# Data records

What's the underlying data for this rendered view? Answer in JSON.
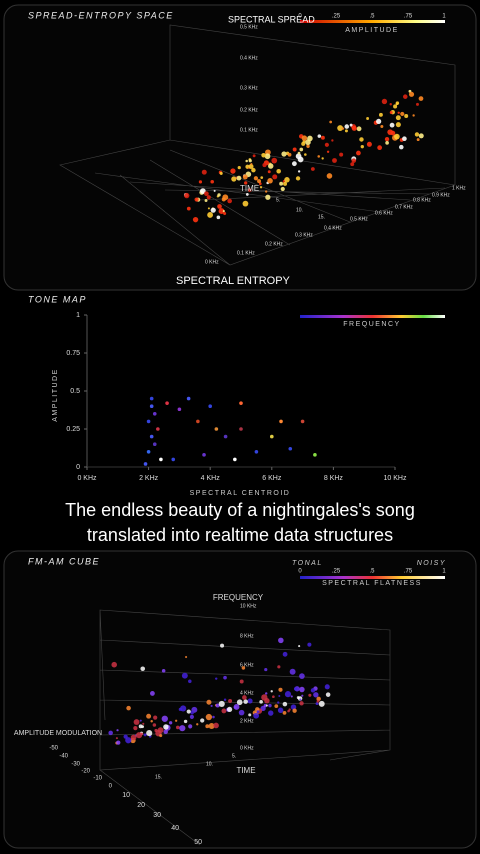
{
  "spread_entropy": {
    "title": "SPREAD-ENTROPY SPACE",
    "legend_title": "SPECTRAL SPREAD",
    "legend_caption": "AMPLITUDE",
    "legend_ticks": [
      "0",
      ".25",
      ".5",
      ".75",
      "1"
    ],
    "vertical_ticks": [
      "0.5 KHz",
      "0.4 KHz",
      "0.3 KHz",
      "0.2 KHz",
      "0.1 KHz"
    ],
    "entropy_ticks": [
      "0 KHz",
      "0.1 KHz",
      "0.2 KHz",
      "0.3 KHz",
      "0.4 KHz",
      "0.5 KHz",
      "0.6 KHz",
      "0.7 KHz",
      "0.8 KHz",
      "0.9 KHz",
      "1 KHz"
    ],
    "time_ticks": [
      "5.",
      "10.",
      "15."
    ],
    "time_label": "TIME",
    "entropy_label": "SPECTRAL ENTROPY"
  },
  "chart_data": {
    "type": "scatter",
    "title": "TONE MAP",
    "legend_caption": "FREQUENCY",
    "xlabel": "SPECTRAL CENTROID",
    "ylabel": "AMPLITUDE",
    "xlim": [
      0,
      10
    ],
    "xticks": [
      {
        "value": 0,
        "label": "0 KHz"
      },
      {
        "value": 2,
        "label": "2 KHz"
      },
      {
        "value": 4,
        "label": "4 KHz"
      },
      {
        "value": 6,
        "label": "6 KHz"
      },
      {
        "value": 8,
        "label": "8 KHz"
      },
      {
        "value": 10,
        "label": "10 KHz"
      }
    ],
    "ylim": [
      0,
      1
    ],
    "yticks": [
      0,
      0.25,
      0.5,
      0.75,
      1
    ],
    "x": [
      2.1,
      2.1,
      2.2,
      2.0,
      2.3,
      2.1,
      2.2,
      2.0,
      2.4,
      2.6,
      3.0,
      3.3,
      3.6,
      4.0,
      4.2,
      4.5,
      5.0,
      5.0,
      4.8,
      5.5,
      6.0,
      6.3,
      6.6,
      7.0,
      7.4,
      2.8,
      3.8,
      1.9
    ],
    "values": [
      0.45,
      0.4,
      0.35,
      0.3,
      0.25,
      0.2,
      0.15,
      0.1,
      0.05,
      0.42,
      0.38,
      0.45,
      0.3,
      0.4,
      0.25,
      0.2,
      0.42,
      0.25,
      0.05,
      0.1,
      0.2,
      0.3,
      0.12,
      0.3,
      0.08,
      0.05,
      0.08,
      0.02
    ],
    "colors": [
      "#3344dd",
      "#4455ee",
      "#6633cc",
      "#3344dd",
      "#cc3344",
      "#4455ee",
      "#5533bb",
      "#3366ee",
      "#ffffff",
      "#dd3344",
      "#8833cc",
      "#4455ee",
      "#cc4422",
      "#3344dd",
      "#dd8833",
      "#5533bb",
      "#ff6633",
      "#aa3344",
      "#ffffff",
      "#3344dd",
      "#ddcc44",
      "#ff8833",
      "#3344dd",
      "#cc4433",
      "#88dd44",
      "#3344dd",
      "#6633cc",
      "#4455ee"
    ]
  },
  "caption": [
    "The endless beauty of a nightingales's song",
    "translated into realtime data structures"
  ],
  "fm_am_cube": {
    "title": "FM-AM CUBE",
    "legend_left": "TONAL",
    "legend_right": "NOISY",
    "legend_ticks": [
      "0",
      ".25",
      ".5",
      ".75",
      "1"
    ],
    "legend_caption": "SPECTRAL FLATNESS",
    "frequency_label": "FREQUENCY",
    "frequency_ticks": [
      "10 KHz",
      "8 KHz",
      "6 KHz",
      "4 KHz",
      "2 KHz",
      "0 KHz"
    ],
    "am_label": "AMPLITUDE MODULATION",
    "am_ticks": [
      "-50",
      "-40",
      "-30",
      "-20",
      "-10",
      "0"
    ],
    "fm_ticks": [
      "10",
      "20",
      "30",
      "40",
      "50"
    ],
    "time_label": "TIME",
    "time_ticks": [
      "5.",
      "10.",
      "15."
    ]
  }
}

# What you need to do
Filter the entries down to the lines containing "SPECTRAL". Copy each of those lines.

# Task solution
    "legend_title": "SPECTRAL SPREAD",
    "entropy_label": "SPECTRAL ENTROPY"
    "xlabel": "SPECTRAL CENTROID",
    "legend_caption": "SPECTRAL FLATNESS",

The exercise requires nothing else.